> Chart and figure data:
————————

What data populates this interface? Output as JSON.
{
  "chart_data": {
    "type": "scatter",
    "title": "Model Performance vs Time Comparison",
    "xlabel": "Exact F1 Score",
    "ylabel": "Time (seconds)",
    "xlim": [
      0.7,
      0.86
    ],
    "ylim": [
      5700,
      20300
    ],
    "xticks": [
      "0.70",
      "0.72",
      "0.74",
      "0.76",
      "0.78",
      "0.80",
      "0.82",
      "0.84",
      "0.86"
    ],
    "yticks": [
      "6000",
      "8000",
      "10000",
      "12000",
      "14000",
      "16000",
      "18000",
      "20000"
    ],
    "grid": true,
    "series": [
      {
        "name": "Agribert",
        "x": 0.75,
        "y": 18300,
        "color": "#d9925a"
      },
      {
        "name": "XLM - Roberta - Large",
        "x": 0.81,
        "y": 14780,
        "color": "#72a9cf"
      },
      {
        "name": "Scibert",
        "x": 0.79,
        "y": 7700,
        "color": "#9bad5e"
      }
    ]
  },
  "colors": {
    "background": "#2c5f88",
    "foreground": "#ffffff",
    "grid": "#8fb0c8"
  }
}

————————

> Work to complete:
Repeat each record in full; every line must match exactly.

> Reply:
What data populates this interface? Output as JSON.
{
  "chart_data": {
    "type": "scatter",
    "title": "Model Performance vs Time Comparison",
    "xlabel": "Exact F1 Score",
    "ylabel": "Time (seconds)",
    "xlim": [
      0.7,
      0.86
    ],
    "ylim": [
      5700,
      20300
    ],
    "xticks": [
      "0.70",
      "0.72",
      "0.74",
      "0.76",
      "0.78",
      "0.80",
      "0.82",
      "0.84",
      "0.86"
    ],
    "yticks": [
      "6000",
      "8000",
      "10000",
      "12000",
      "14000",
      "16000",
      "18000",
      "20000"
    ],
    "grid": true,
    "series": [
      {
        "name": "Agribert",
        "x": 0.75,
        "y": 18300,
        "color": "#d9925a"
      },
      {
        "name": "XLM - Roberta - Large",
        "x": 0.81,
        "y": 14780,
        "color": "#72a9cf"
      },
      {
        "name": "Scibert",
        "x": 0.79,
        "y": 7700,
        "color": "#9bad5e"
      }
    ]
  },
  "colors": {
    "background": "#2c5f88",
    "foreground": "#ffffff",
    "grid": "#8fb0c8"
  }
}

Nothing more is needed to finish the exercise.